◆ **DATA PROVIDED**:
--

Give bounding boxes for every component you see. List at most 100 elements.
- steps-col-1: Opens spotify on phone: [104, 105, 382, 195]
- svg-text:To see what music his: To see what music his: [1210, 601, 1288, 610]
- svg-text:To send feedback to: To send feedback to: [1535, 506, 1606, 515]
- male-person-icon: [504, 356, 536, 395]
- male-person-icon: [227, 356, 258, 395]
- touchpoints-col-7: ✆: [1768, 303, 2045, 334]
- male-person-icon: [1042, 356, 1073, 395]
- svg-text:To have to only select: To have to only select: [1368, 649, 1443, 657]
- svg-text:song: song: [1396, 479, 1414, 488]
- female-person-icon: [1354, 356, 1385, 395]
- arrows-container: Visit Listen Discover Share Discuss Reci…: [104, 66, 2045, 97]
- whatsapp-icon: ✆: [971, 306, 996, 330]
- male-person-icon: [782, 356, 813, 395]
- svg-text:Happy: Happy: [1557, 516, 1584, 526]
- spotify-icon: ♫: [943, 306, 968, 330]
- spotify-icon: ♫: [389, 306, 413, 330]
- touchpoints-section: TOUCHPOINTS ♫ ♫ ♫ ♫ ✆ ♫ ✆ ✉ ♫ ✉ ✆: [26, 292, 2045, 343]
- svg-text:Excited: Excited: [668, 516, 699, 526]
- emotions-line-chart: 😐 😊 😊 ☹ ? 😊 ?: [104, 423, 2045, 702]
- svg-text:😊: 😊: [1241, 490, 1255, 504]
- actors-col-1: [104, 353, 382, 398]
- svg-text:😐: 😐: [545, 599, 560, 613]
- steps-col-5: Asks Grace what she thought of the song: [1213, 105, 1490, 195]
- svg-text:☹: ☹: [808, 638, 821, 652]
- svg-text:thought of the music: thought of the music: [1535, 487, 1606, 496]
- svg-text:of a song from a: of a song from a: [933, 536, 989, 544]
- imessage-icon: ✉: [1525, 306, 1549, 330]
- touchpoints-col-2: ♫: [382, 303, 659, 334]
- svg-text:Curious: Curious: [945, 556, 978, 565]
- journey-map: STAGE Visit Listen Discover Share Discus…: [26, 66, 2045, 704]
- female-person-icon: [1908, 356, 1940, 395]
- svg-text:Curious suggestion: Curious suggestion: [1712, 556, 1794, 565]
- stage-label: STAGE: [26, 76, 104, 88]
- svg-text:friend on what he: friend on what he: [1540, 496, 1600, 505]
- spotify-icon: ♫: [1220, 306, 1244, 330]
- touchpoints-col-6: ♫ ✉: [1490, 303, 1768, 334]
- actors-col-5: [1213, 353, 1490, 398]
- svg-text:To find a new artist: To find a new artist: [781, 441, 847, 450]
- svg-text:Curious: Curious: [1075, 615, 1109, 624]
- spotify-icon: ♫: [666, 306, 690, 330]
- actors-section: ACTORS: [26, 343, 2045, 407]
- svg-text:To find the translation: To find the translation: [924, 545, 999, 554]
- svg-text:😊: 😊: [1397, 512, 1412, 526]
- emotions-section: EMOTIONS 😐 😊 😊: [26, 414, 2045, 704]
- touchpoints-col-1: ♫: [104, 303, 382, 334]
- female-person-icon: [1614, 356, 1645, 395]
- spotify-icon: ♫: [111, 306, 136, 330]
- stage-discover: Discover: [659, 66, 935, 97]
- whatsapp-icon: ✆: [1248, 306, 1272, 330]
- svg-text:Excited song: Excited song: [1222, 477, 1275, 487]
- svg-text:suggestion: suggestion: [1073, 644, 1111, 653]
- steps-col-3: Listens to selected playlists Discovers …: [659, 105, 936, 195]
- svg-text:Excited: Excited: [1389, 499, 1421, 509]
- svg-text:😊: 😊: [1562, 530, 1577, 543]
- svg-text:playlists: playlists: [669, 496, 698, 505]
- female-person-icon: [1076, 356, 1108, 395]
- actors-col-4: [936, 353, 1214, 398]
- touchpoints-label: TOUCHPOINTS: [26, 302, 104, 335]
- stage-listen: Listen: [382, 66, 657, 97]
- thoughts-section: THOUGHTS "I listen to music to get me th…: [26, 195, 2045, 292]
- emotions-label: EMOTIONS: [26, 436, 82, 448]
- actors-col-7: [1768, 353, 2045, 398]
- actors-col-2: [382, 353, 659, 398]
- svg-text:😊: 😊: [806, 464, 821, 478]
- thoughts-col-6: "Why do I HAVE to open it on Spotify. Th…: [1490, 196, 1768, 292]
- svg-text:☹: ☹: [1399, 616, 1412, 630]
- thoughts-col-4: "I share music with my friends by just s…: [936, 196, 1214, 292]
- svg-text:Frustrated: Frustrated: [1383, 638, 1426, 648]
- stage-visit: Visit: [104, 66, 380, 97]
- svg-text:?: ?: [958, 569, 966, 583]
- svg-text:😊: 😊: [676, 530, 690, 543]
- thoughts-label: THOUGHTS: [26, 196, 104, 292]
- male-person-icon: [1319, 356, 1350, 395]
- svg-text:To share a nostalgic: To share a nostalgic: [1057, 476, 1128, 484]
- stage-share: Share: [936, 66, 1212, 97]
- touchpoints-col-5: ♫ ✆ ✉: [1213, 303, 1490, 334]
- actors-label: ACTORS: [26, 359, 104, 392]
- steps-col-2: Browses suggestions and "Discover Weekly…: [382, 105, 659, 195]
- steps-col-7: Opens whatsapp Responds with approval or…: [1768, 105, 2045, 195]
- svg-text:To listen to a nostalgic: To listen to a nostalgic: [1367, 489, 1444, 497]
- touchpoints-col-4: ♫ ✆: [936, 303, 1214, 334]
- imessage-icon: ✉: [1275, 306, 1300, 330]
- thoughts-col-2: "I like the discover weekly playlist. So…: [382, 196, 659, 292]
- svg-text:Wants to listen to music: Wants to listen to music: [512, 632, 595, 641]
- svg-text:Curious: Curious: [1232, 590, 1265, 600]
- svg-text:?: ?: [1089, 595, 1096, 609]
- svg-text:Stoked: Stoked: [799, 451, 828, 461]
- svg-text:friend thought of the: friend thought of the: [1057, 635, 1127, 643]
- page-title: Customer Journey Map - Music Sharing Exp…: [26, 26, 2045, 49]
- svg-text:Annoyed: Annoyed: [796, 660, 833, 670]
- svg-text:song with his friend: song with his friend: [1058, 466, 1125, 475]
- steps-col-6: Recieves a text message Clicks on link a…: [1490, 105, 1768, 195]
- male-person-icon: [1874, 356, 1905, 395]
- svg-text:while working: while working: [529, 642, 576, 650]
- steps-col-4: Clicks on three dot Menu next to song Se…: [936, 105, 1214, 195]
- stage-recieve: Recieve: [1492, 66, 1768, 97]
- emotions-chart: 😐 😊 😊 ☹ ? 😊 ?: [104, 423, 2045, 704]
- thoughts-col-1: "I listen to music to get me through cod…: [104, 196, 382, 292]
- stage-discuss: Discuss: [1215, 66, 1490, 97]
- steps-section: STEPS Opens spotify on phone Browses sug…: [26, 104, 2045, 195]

--

◆ **STATED EXERCISE**:
Reproduce verbatim the lines from the first line of the block through the line containing "- spotify-icon: ♫: [943, 306, 968, 330]", including that line.

◆ **ANSWER FOR THE TASK**:
Give bounding boxes for every component you see. List at most 100 elements.
- steps-col-1: Opens spotify on phone: [104, 105, 382, 195]
- svg-text:To see what music his: To see what music his: [1210, 601, 1288, 610]
- svg-text:To send feedback to: To send feedback to: [1535, 506, 1606, 515]
- male-person-icon: [504, 356, 536, 395]
- male-person-icon: [227, 356, 258, 395]
- touchpoints-col-7: ✆: [1768, 303, 2045, 334]
- male-person-icon: [1042, 356, 1073, 395]
- svg-text:To have to only select: To have to only select: [1368, 649, 1443, 657]
- svg-text:song: song: [1396, 479, 1414, 488]
- female-person-icon: [1354, 356, 1385, 395]
- arrows-container: Visit Listen Discover Share Discuss Reci…: [104, 66, 2045, 97]
- whatsapp-icon: ✆: [971, 306, 996, 330]
- male-person-icon: [782, 356, 813, 395]
- svg-text:Happy: Happy: [1557, 516, 1584, 526]
- spotify-icon: ♫: [943, 306, 968, 330]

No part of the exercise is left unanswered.